To begin cataloging the collection, I knew that I would need to create a record for each of the works. Additionally, I would need to create another type of record — called an “entity” — for several organization and individuals (production company, filmmakers, etc.) that were new to CFA’s database. Then, I would continue fill in the records by writing abstracts, descriptions (for works and the collection) and biographies (for people and organizations). Finally, I would link all of these together by creating relationships within the database.
Creating work records
The first thing I did to begin assembling the finding aid was to create a work record corresponding to each work in the collection. In total, I created 30 work records for the Somersaulter-Moats and Somersaulter collection. (Again, while there are e.g., 11 items associated with the film The Silverfish King, there will be only 1 work record.)
Unlike item records, which treat films as physical objects (a reel inside a canister stored on a shelf in the CFA vault, subject to certain principles of damage and deterioration, etc.), work records treat the films as viewable works. A work record is broken into the following categories, each of which contains a set of fields:
- Basic info (e.g., Identifier, Run time, Digital copy available?)
- Cataloging description and notes (e.g., Production date, Abstract, Description, Language, Genre, Form, Subject)
- Credits (e.g., Sponsor, Main Credits, Additional Credits, Corporate names)
- Access and Use (i.e., who can view the work and how they may use it)
- Relationships (related works, items, entities, collections, and series)
- Media (stills or streaming files, if the work has been digitized)
One of the most important steps in populating a work record is “tagging” works and collections with subject headings (under “Cataloging Description and Notes”). Subject headings enable people to search for films by subject matter (“Domestic life”, “Industry”, “Lake Michigan”), genre, and form, and is a powerful tool for researchers. CFA uses two subject indices in its work records: a controlled vocabulary tailored to CFA, and the Library of Congress Subject Headings.
Let’s look at an example: The Silverfish King, a short film by Somersaulter-Moats and Somersaulter. Over fanciful, doodle-like drawings of an animate insect embarking on various adventures, a narrator describes the way that his childhood fascination with a silverfish morphed into a phobic obsession.

- _Information supplied_

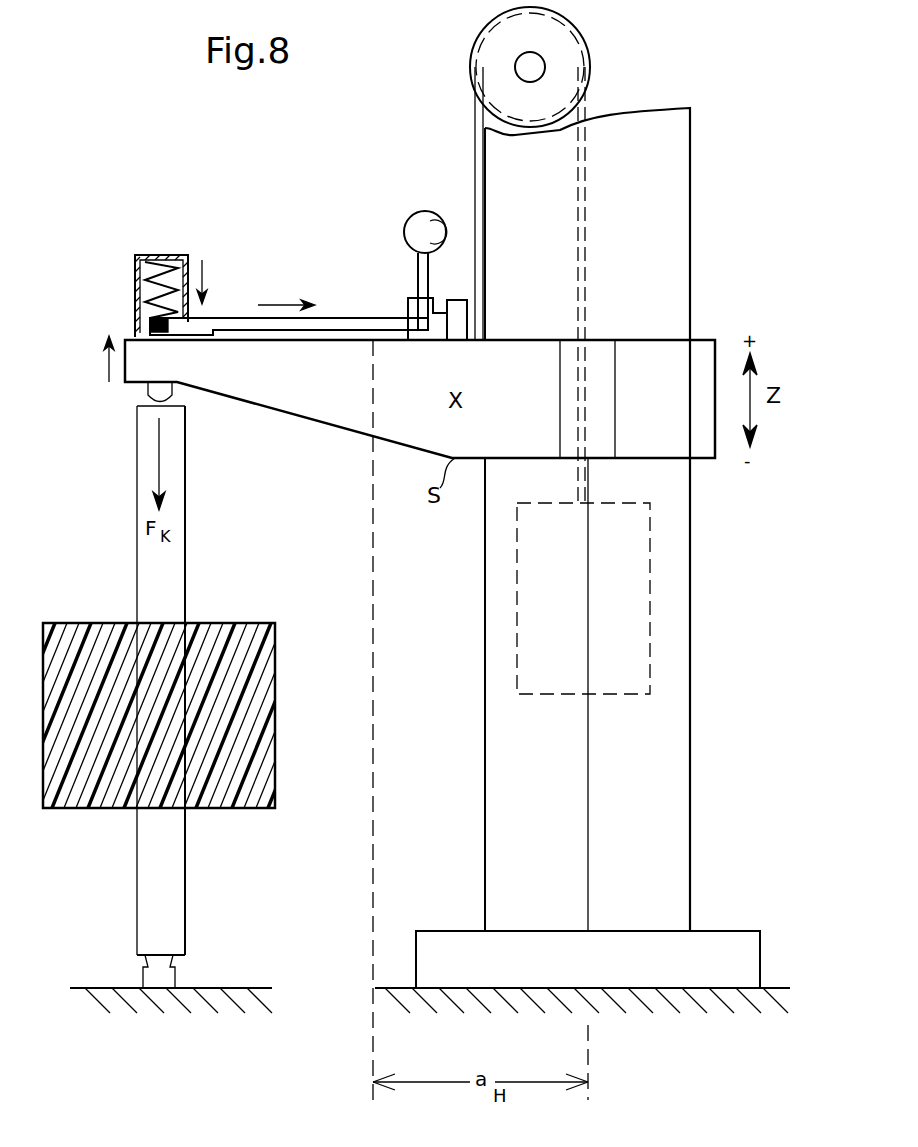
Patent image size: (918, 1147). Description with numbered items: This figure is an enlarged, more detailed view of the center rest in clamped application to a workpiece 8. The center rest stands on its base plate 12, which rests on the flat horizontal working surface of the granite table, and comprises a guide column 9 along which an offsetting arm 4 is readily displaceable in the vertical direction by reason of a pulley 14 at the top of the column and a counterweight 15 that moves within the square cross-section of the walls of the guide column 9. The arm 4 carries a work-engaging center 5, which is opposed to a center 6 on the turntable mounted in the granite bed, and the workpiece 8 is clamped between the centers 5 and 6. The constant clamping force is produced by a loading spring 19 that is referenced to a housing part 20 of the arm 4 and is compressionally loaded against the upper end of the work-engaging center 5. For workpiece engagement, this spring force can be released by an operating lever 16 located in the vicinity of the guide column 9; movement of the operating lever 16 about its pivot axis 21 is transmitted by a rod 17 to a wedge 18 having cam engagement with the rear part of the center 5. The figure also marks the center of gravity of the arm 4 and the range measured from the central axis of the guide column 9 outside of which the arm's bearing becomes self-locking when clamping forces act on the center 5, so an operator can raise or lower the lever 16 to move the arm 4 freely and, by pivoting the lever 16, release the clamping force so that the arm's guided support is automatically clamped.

- _Exercise directions_
Quote the text on cataloging the film collection word for word, beginning at the words "- Relationships (related" and stopping after "Congress Subject Headings.".

- _Answer to this problem_
- Relationships (related works, items, entities, collections, and series)
- Media (stills or streaming files, if the work has been digitized)
One of the most important steps in populating a work record is “tagging” works and collections with subject headings (under “Cataloging Description and Notes”). Subject headings enable people to search for films by subject matter (“Domestic life”, “Industry”, “Lake Michigan”), genre, and form, and is a powerful tool for researchers. CFA uses two subject indices in its work records: a controlled vocabulary tailored to CFA, and the Library of Congress Subject Headings.